- _What the task requires_
Find every line in the records below that holds the word "this", and copy it out.

(Data records)
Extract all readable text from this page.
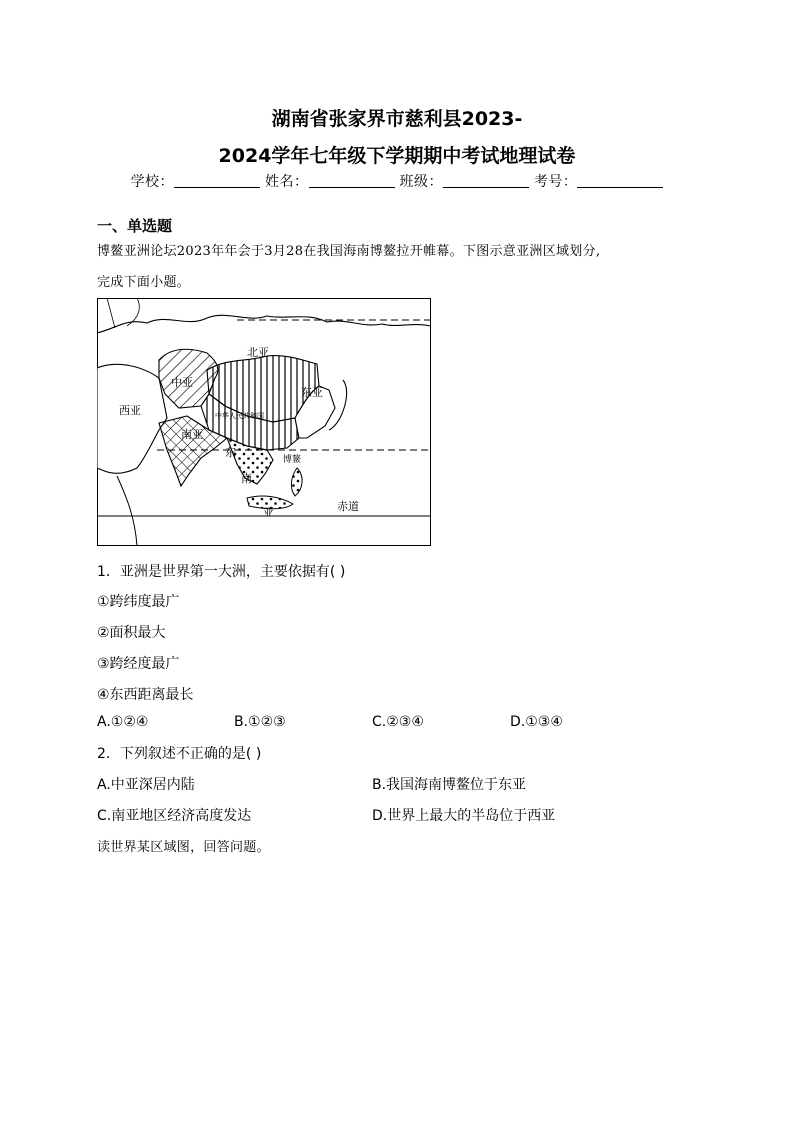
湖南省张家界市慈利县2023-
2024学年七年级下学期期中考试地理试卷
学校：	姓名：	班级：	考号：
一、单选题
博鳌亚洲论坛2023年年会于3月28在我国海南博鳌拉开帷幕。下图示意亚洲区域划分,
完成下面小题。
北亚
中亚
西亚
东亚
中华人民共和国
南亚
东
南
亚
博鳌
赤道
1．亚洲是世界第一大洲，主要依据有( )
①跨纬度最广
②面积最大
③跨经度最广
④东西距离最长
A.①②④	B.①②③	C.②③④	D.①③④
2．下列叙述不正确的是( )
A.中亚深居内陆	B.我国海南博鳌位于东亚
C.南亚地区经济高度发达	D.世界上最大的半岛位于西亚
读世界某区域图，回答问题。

==

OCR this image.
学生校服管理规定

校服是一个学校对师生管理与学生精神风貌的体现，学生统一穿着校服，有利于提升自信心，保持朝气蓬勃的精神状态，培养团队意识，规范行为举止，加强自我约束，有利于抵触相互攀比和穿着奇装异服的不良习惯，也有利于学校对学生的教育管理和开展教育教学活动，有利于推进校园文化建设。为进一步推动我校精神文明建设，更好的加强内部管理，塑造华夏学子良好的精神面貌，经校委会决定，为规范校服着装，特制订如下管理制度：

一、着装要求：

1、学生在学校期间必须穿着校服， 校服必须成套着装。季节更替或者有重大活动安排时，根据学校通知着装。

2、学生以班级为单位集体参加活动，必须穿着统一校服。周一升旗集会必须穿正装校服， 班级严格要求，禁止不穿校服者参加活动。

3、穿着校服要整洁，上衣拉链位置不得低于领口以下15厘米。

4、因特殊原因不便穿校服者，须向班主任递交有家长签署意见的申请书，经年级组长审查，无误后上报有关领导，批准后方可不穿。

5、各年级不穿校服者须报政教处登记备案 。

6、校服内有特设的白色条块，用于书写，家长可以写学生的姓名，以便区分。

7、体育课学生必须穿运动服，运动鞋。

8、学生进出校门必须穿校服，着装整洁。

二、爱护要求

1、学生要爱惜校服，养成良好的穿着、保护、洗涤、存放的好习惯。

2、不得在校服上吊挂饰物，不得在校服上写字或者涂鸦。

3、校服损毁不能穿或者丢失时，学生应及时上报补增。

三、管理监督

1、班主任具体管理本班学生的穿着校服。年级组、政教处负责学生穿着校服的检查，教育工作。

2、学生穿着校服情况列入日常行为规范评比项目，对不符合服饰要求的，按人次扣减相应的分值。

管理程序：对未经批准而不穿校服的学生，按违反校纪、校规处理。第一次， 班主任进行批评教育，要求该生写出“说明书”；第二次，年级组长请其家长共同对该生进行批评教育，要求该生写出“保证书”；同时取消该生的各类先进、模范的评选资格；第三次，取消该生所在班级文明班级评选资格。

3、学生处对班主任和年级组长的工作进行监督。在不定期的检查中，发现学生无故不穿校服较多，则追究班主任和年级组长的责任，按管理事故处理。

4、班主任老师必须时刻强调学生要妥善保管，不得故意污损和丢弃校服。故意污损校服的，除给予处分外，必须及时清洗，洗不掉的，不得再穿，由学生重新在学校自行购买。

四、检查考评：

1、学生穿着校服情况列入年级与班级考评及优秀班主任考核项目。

- _Response_
Extract all readable text from this page.
OCR this image.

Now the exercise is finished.